> _The request_
The listing beneath should be written out in full, exactly as shown.

━━ Provided entries

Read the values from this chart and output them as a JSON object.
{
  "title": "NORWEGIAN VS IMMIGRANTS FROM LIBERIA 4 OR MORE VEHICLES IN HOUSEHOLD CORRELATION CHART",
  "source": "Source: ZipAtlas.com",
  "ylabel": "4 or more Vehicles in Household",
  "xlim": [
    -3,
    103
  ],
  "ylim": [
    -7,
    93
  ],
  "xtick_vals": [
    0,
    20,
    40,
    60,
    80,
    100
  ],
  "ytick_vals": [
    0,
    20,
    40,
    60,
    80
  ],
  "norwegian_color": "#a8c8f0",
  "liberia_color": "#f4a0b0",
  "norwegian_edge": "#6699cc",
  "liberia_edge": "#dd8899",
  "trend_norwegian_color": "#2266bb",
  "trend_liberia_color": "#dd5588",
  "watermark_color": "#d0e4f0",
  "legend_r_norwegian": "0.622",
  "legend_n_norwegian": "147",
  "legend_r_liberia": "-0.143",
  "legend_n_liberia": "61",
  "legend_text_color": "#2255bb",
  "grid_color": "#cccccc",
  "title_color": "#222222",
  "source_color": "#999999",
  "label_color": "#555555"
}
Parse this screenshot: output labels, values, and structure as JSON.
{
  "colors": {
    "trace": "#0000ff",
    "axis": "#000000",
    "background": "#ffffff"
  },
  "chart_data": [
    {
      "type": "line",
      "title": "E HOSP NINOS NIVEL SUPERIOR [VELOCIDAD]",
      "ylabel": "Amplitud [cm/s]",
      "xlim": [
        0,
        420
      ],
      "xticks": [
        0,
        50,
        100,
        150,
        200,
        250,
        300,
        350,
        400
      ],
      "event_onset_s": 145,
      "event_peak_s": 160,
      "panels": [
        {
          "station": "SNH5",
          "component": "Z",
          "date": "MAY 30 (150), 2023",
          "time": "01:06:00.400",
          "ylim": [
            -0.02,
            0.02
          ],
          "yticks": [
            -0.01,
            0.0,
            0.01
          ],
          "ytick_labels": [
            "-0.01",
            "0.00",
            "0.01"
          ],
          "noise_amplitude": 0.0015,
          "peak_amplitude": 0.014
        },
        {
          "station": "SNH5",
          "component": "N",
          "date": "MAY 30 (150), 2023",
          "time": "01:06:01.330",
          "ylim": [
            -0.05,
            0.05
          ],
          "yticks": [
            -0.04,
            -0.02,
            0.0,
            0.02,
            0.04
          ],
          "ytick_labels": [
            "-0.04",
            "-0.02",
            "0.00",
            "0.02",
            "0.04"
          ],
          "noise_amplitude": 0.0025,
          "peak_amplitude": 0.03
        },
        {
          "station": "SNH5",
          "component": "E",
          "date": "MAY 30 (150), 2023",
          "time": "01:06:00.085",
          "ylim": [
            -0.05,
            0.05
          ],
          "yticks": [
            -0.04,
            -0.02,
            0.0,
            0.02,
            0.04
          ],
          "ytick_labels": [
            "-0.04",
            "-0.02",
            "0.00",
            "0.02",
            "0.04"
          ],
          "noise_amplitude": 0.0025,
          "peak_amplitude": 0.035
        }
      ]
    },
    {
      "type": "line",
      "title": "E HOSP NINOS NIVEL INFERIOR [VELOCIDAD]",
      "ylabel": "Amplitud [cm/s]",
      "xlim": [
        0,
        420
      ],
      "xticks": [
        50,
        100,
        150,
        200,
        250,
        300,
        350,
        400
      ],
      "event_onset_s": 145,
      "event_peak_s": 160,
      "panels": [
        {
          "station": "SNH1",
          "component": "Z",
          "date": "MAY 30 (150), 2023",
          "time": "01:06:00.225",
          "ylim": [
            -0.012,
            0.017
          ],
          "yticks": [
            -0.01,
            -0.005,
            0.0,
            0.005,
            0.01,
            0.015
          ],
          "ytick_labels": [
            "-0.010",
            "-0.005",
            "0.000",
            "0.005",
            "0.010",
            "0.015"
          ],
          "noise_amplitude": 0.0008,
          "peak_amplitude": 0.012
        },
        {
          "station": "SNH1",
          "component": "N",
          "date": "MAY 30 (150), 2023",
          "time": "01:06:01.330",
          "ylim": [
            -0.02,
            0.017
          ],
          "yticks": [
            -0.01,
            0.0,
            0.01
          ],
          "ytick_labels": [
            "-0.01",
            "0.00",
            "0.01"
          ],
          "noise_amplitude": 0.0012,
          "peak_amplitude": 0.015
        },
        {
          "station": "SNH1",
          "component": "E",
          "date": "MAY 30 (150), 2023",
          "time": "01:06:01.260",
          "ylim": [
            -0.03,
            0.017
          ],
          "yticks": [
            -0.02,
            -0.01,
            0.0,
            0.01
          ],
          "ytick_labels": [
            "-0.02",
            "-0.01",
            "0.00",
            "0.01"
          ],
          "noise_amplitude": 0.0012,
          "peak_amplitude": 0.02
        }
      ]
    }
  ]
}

━━━━

> _Solution to this exercise_
Read the values from this chart and output them as a JSON object.
{
  "title": "NORWEGIAN VS IMMIGRANTS FROM LIBERIA 4 OR MORE VEHICLES IN HOUSEHOLD CORRELATION CHART",
  "source": "Source: ZipAtlas.com",
  "ylabel": "4 or more Vehicles in Household",
  "xlim": [
    -3,
    103
  ],
  "ylim": [
    -7,
    93
  ],
  "xtick_vals": [
    0,
    20,
    40,
    60,
    80,
    100
  ],
  "ytick_vals": [
    0,
    20,
    40,
    60,
    80
  ],
  "norwegian_color": "#a8c8f0",
  "liberia_color": "#f4a0b0",
  "norwegian_edge": "#6699cc",
  "liberia_edge": "#dd8899",
  "trend_norwegian_color": "#2266bb",
  "trend_liberia_color": "#dd5588",
  "watermark_color": "#d0e4f0",
  "legend_r_norwegian": "0.622",
  "legend_n_norwegian": "147",
  "legend_r_liberia": "-0.143",
  "legend_n_liberia": "61",
  "legend_text_color": "#2255bb",
  "grid_color": "#cccccc",
  "title_color": "#222222",
  "source_color": "#999999",
  "label_color": "#555555"
}
Parse this screenshot: output labels, values, and structure as JSON.
{
  "colors": {
    "trace": "#0000ff",
    "axis": "#000000",
    "background": "#ffffff"
  },
  "chart_data": [
    {
      "type": "line",
      "title": "E HOSP NINOS NIVEL SUPERIOR [VELOCIDAD]",
      "ylabel": "Amplitud [cm/s]",
      "xlim": [
        0,
        420
      ],
      "xticks": [
        0,
        50,
        100,
        150,
        200,
        250,
        300,
        350,
        400
      ],
      "event_onset_s": 145,
      "event_peak_s": 160,
      "panels": [
        {
          "station": "SNH5",
          "component": "Z",
          "date": "MAY 30 (150), 2023",
          "time": "01:06:00.400",
          "ylim": [
            -0.02,
            0.02
          ],
          "yticks": [
            -0.01,
            0.0,
            0.01
          ],
          "ytick_labels": [
            "-0.01",
            "0.00",
            "0.01"
          ],
          "noise_amplitude": 0.0015,
          "peak_amplitude": 0.014
        },
        {
          "station": "SNH5",
          "component": "N",
          "date": "MAY 30 (150), 2023",
          "time": "01:06:01.330",
          "ylim": [
            -0.05,
            0.05
          ],
          "yticks": [
            -0.04,
            -0.02,
            0.0,
            0.02,
            0.04
          ],
          "ytick_labels": [
            "-0.04",
            "-0.02",
            "0.00",
            "0.02",
            "0.04"
          ],
          "noise_amplitude": 0.0025,
          "peak_amplitude": 0.03
        },
        {
          "station": "SNH5",
          "component": "E",
          "date": "MAY 30 (150), 2023",
          "time": "01:06:00.085",
          "ylim": [
            -0.05,
            0.05
          ],
          "yticks": [
            -0.04,
            -0.02,
            0.0,
            0.02,
            0.04
          ],
          "ytick_labels": [
            "-0.04",
            "-0.02",
            "0.00",
            "0.02",
            "0.04"
          ],
          "noise_amplitude": 0.0025,
          "peak_amplitude": 0.035
        }
      ]
    },
    {
      "type": "line",
      "title": "E HOSP NINOS NIVEL INFERIOR [VELOCIDAD]",
      "ylabel": "Amplitud [cm/s]",
      "xlim": [
        0,
        420
      ],
      "xticks": [
        50,
        100,
        150,
        200,
        250,
        300,
        350,
        400
      ],
      "event_onset_s": 145,
      "event_peak_s": 160,
      "panels": [
        {
          "station": "SNH1",
          "component": "Z",
          "date": "MAY 30 (150), 2023",
          "time": "01:06:00.225",
          "ylim": [
            -0.012,
            0.017
          ],
          "yticks": [
            -0.01,
            -0.005,
            0.0,
            0.005,
            0.01,
            0.015
          ],
          "ytick_labels": [
            "-0.010",
            "-0.005",
            "0.000",
            "0.005",
            "0.010",
            "0.015"
          ],
          "noise_amplitude": 0.0008,
          "peak_amplitude": 0.012
        },
        {
          "station": "SNH1",
          "component": "N",
          "date": "MAY 30 (150), 2023",
          "time": "01:06:01.330",
          "ylim": [
            -0.02,
            0.017
          ],
          "yticks": [
            -0.01,
            0.0,
            0.01
          ],
          "ytick_labels": [
            "-0.01",
            "0.00",
            "0.01"
          ],
          "noise_amplitude": 0.0012,
          "peak_amplitude": 0.015
        },
        {
          "station": "SNH1",
          "component": "E",
          "date": "MAY 30 (150), 2023",
          "time": "01:06:01.260",
          "ylim": [
            -0.03,
            0.017
          ],
          "yticks": [
            -0.02,
            -0.01,
            0.0,
            0.01
          ],
          "ytick_labels": [
            "-0.02",
            "-0.01",
            "0.00",
            "0.01"
          ],
          "noise_amplitude": 0.0012,
          "peak_amplitude": 0.02
        }
      ]
    }
  ]
}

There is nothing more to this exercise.